■ **Items from a dataset**:

>>>>>

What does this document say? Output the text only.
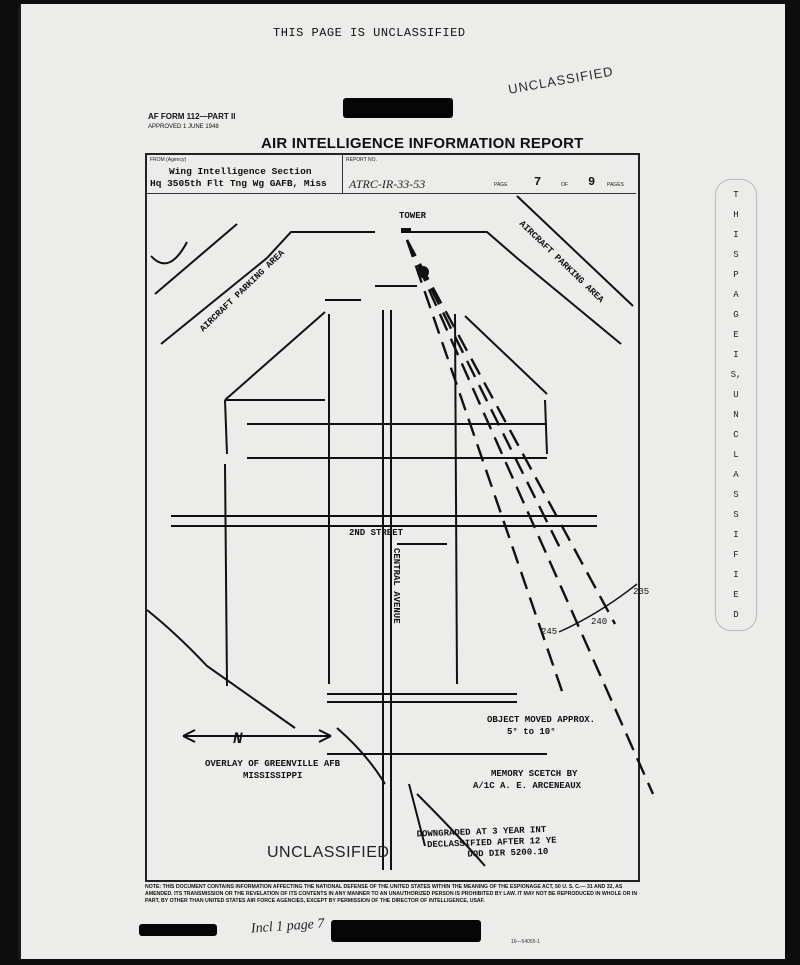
THIS PAGE IS UNCLASSIFIED
AF FORM 112—PART II
APPROVED 1 JUNE 1948
UNCLASSIFIED
AIR INTELLIGENCE INFORMATION REPORT
FROM (Agency)
Wing Intelligence Section
Hq 3505th Flt Tng Wg GAFB, Miss
REPORT NO.
ATRC-IR-33-53	PAGE 7	OF 9 PAGES
TOWER
AIRCRAFT PARKING AREA	AIRCRAFT PARKING AREA
2ND STREET
CENTRAL AVENUE
245
240
235
OBJECT MOVED APPROX.
5° to 10°
N
OVERLAY OF GREENVILLE AFB
MISSISSIPPI	MEMORY SCETCH BY
A/1C A. E. ARCENEAUX
UNCLASSIFIED
DOWNGRADED AT 3 YEAR INT
DECLASSIFIED AFTER 12 YE
DOD DIR 5200.10
T
H
I
S
P
A
G
E
I
S,
U
N
C
L
A
S
S
I
F
I
E
D
NOTE: THIS DOCUMENT CONTAINS INFORMATION AFFECTING THE NATIONAL DEFENSE OF THE UNITED STATES WITHIN THE MEANING OF THE ESPIONAGE ACT, 50 U. S. C.— 31 AND 32, AS AMENDED. ITS TRANSMISSION OR THE REVELATION OF ITS CONTENTS IN ANY MANNER TO AN UNAUTHORIZED PERSON IS PROHIBITED BY LAW. IT MAY NOT BE REPRODUCED IN WHOLE OR IN PART, BY OTHER THAN UNITED STATES AIR FORCE AGENCIES, EXCEPT BY PERMISSION OF THE DIRECTOR OF INTELLIGENCE, USAF.
Incl 1 page 7
16—54055-1
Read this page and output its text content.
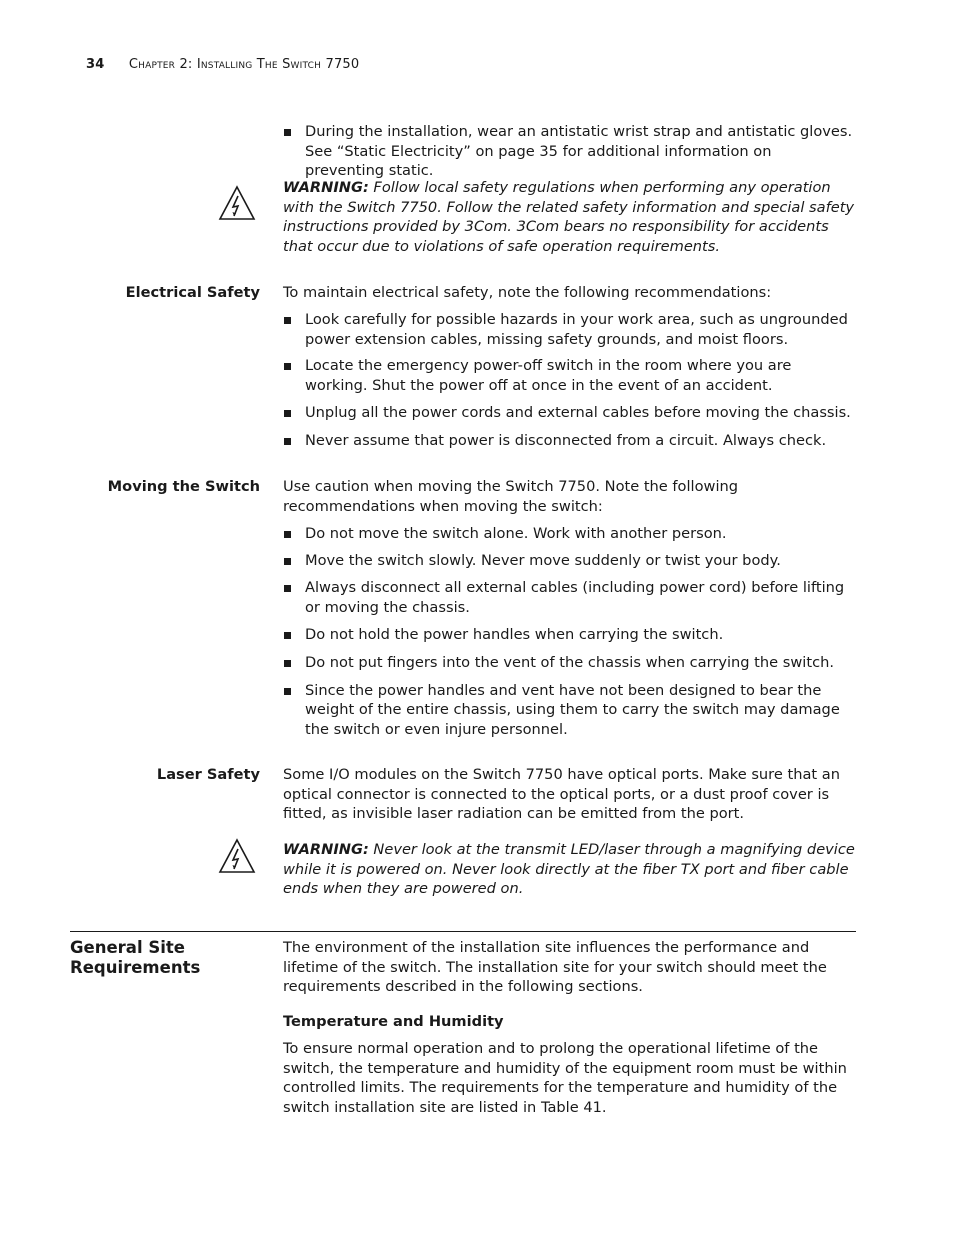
34 Chapter 2: Installing The Switch 7750
During the installation, wear an antistatic wrist strap and antistatic gloves. See “Static Electricity” on page 35 for additional information on preventing static.
WARNING: Follow local safety regulations when performing any operation with the Switch 7750. Follow the related safety information and special safety instructions provided by 3Com. 3Com bears no responsibility for accidents that occur due to violations of safe operation requirements.
Electrical Safety To maintain electrical safety, note the following recommendations:
Look carefully for possible hazards in your work area, such as ungrounded power extension cables, missing safety grounds, and moist floors.
Locate the emergency power-off switch in the room where you are working. Shut the power off at once in the event of an accident.
Unplug all the power cords and external cables before moving the chassis.
Never assume that power is disconnected from a circuit. Always check.
Moving the Switch Use caution when moving the Switch 7750. Note the following recommendations when moving the switch:
Do not move the switch alone. Work with another person.
Move the switch slowly. Never move suddenly or twist your body.
Always disconnect all external cables (including power cord) before lifting or moving the chassis.
Do not hold the power handles when carrying the switch.
Do not put fingers into the vent of the chassis when carrying the switch.
Since the power handles and vent have not been designed to bear the weight of the entire chassis, using them to carry the switch may damage the switch or even injure personnel.
Laser Safety Some I/O modules on the Switch 7750 have optical ports. Make sure that an optical connector is connected to the optical ports, or a dust proof cover is fitted, as invisible laser radiation can be emitted from the port.
WARNING: Never look at the transmit LED/laser through a magnifying device while it is powered on. Never look directly at the fiber TX port and fiber cable ends when they are powered on.
General Site
Requirements
The environment of the installation site influences the performance and lifetime of the switch. The installation site for your switch should meet the requirements described in the following sections.
Temperature and Humidity
To ensure normal operation and to prolong the operational lifetime of the switch, the temperature and humidity of the equipment room must be within controlled limits. The requirements for the temperature and humidity of the switch installation site are listed in Table 41.
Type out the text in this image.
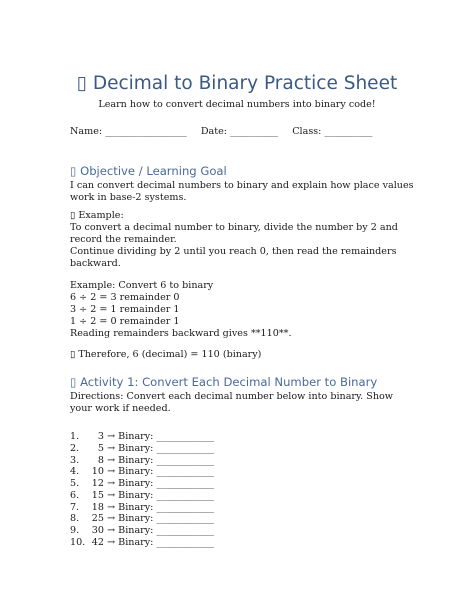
▯ Decimal to Binary Practice Sheet
Learn how to convert decimal numbers into binary code!
Name: _________________ Date: __________ Class: __________
▯ Objective / Learning Goal
I can convert decimal numbers to binary and explain how place values work in base-2 systems.
▯ Example:
To convert a decimal number to binary, divide the number by 2 and record the remainder.
Continue dividing by 2 until you reach 0, then read the remainders backward.
Example: Convert 6 to binary
6 ÷ 2 = 3 remainder 0
3 ÷ 2 = 1 remainder 1
1 ÷ 2 = 0 remainder 1
Reading remainders backward gives **110**.
▯ Therefore, 6 (decimal) = 110 (binary)
▯ Activity 1: Convert Each Decimal Number to Binary
Directions: Convert each decimal number below into binary. Show your work if needed.
1. 3 → Binary: ____________
2. 5 → Binary: ____________
3. 8 → Binary: ____________
4. 10 → Binary: ____________
5. 12 → Binary: ____________
6. 15 → Binary: ____________
7. 18 → Binary: ____________
8. 25 → Binary: ____________
9. 30 → Binary: ____________
10. 42 → Binary: ____________
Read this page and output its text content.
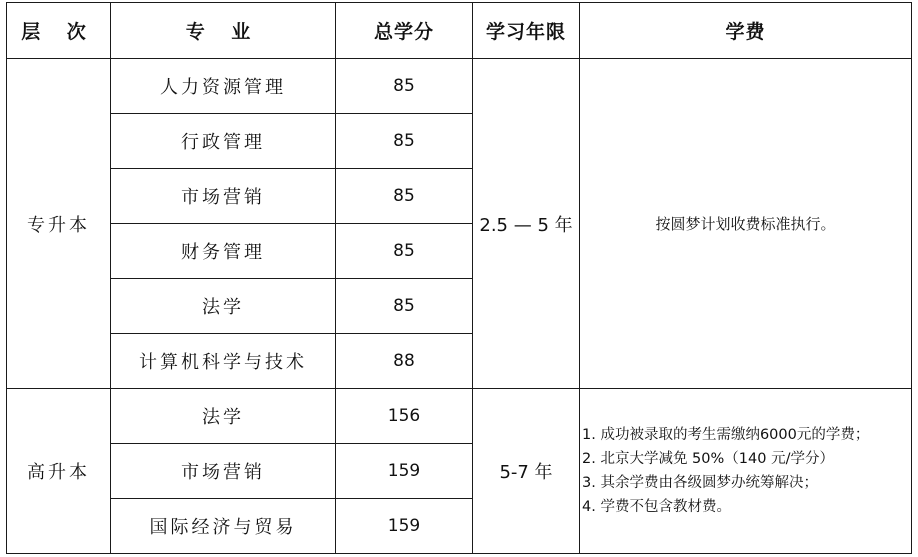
层 次	专 业	总学分	学习年限	学费
专升本	人力资源管理	85	2.5 — 5 年	按圆梦计划收费标准执行。
	行政管理	85		
	市场营销	85		
	财务管理	85		
	法学	85		
	计算机科学与技术	88		
高升本	法学	156	5-7 年	1. 成功被录取的考生需缴纳6000元的学费；
2. 北京大学减免 50%（140 元/学分）
3. 其余学费由各级圆梦办统筹解决；
4. 学费不包含教材费。

	市场营销	159		
	国际经济与贸易	159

<<<<<

■ **WHAT NEEDS TO BE DONE**: Pictures are to be left out; all else in the entries above is to be quoted exactly.

■ **OUTPUT FOR THIS EXERCISE**:
What does this document say? Output the text only.
THIS PAGE IS UNCLASSIFIED
AF FORM 112—PART II
APPROVED 1 JUNE 1948
UNCLASSIFIED
AIR INTELLIGENCE INFORMATION REPORT
FROM (Agency)
Wing Intelligence Section
Hq 3505th Flt Tng Wg GAFB, Miss
REPORT NO.
ATRC-IR-33-53	PAGE 7	OF 9 PAGES
TOWER
AIRCRAFT PARKING AREA	AIRCRAFT PARKING AREA
2ND STREET
CENTRAL AVENUE
245
240
235
OBJECT MOVED APPROX.
5° to 10°
N
OVERLAY OF GREENVILLE AFB
MISSISSIPPI	MEMORY SCETCH BY
A/1C A. E. ARCENEAUX
UNCLASSIFIED
DOWNGRADED AT 3 YEAR INT
DECLASSIFIED AFTER 12 YE
DOD DIR 5200.10
T
H
I
S
P
A
G
E
I
S,
U
N
C
L
A
S
S
I
F
I
E
D
NOTE: THIS DOCUMENT CONTAINS INFORMATION AFFECTING THE NATIONAL DEFENSE OF THE UNITED STATES WITHIN THE MEANING OF THE ESPIONAGE ACT, 50 U. S. C.— 31 AND 32, AS AMENDED. ITS TRANSMISSION OR THE REVELATION OF ITS CONTENTS IN ANY MANNER TO AN UNAUTHORIZED PERSON IS PROHIBITED BY LAW. IT MAY NOT BE REPRODUCED IN WHOLE OR IN PART, BY OTHER THAN UNITED STATES AIR FORCE AGENCIES, EXCEPT BY PERMISSION OF THE DIRECTOR OF INTELLIGENCE, USAF.
Incl 1 page 7
16—54055-1
Read this page and output its text content.
34 Chapter 2: Installing The Switch 7750
During the installation, wear an antistatic wrist strap and antistatic gloves. See “Static Electricity” on page 35 for additional information on preventing static.
WARNING: Follow local safety regulations when performing any operation with the Switch 7750. Follow the related safety information and special safety instructions provided by 3Com. 3Com bears no responsibility for accidents that occur due to violations of safe operation requirements.
Electrical Safety To maintain electrical safety, note the following recommendations:
Look carefully for possible hazards in your work area, such as ungrounded power extension cables, missing safety grounds, and moist floors.
Locate the emergency power-off switch in the room where you are working. Shut the power off at once in the event of an accident.
Unplug all the power cords and external cables before moving the chassis.
Never assume that power is disconnected from a circuit. Always check.
Moving the Switch Use caution when moving the Switch 7750. Note the following recommendations when moving the switch:
Do not move the switch alone. Work with another person.
Move the switch slowly. Never move suddenly or twist your body.
Always disconnect all external cables (including power cord) before lifting or moving the chassis.
Do not hold the power handles when carrying the switch.
Do not put fingers into the vent of the chassis when carrying the switch.
Since the power handles and vent have not been designed to bear the weight of the entire chassis, using them to carry the switch may damage the switch or even injure personnel.
Laser Safety Some I/O modules on the Switch 7750 have optical ports. Make sure that an optical connector is connected to the optical ports, or a dust proof cover is fitted, as invisible laser radiation can be emitted from the port.
WARNING: Never look at the transmit LED/laser through a magnifying device while it is powered on. Never look directly at the fiber TX port and fiber cable ends when they are powered on.
General Site
Requirements
The environment of the installation site influences the performance and lifetime of the switch. The installation site for your switch should meet the requirements described in the following sections.
Temperature and Humidity
To ensure normal operation and to prolong the operational lifetime of the switch, the temperature and humidity of the equipment room must be within controlled limits. The requirements for the temperature and humidity of the switch installation site are listed in Table 41.
Type out the text in this image.
▯ Decimal to Binary Practice Sheet
Learn how to convert decimal numbers into binary code!
Name: _________________ Date: __________ Class: __________
▯ Objective / Learning Goal
I can convert decimal numbers to binary and explain how place values work in base-2 systems.
▯ Example:
To convert a decimal number to binary, divide the number by 2 and record the remainder.
Continue dividing by 2 until you reach 0, then read the remainders backward.
Example: Convert 6 to binary
6 ÷ 2 = 3 remainder 0
3 ÷ 2 = 1 remainder 1
1 ÷ 2 = 0 remainder 1
Reading remainders backward gives **110**.
▯ Therefore, 6 (decimal) = 110 (binary)
▯ Activity 1: Convert Each Decimal Number to Binary
Directions: Convert each decimal number below into binary. Show your work if needed.
1. 3 → Binary: ____________
2. 5 → Binary: ____________
3. 8 → Binary: ____________
4. 10 → Binary: ____________
5. 12 → Binary: ____________
6. 15 → Binary: ____________
7. 18 → Binary: ____________
8. 25 → Binary: ____________
9. 30 → Binary: ____________
10. 42 → Binary: ____________
Read this page and output its text content.
层 次	专 业	总学分	学习年限	学费
专升本	人力资源管理	85	2.5 — 5 年	按圆梦计划收费标准执行。
	行政管理	85		
	市场营销	85		
	财务管理	85		
	法学	85		
	计算机科学与技术	88		
高升本	法学	156	5-7 年	1. 成功被录取的考生需缴纳6000元的学费；
2. 北京大学减免 50%（140 元/学分）
3. 其余学费由各级圆梦办统筹解决；
4. 学费不包含教材费。

	市场营销	159		
	国际经济与贸易	159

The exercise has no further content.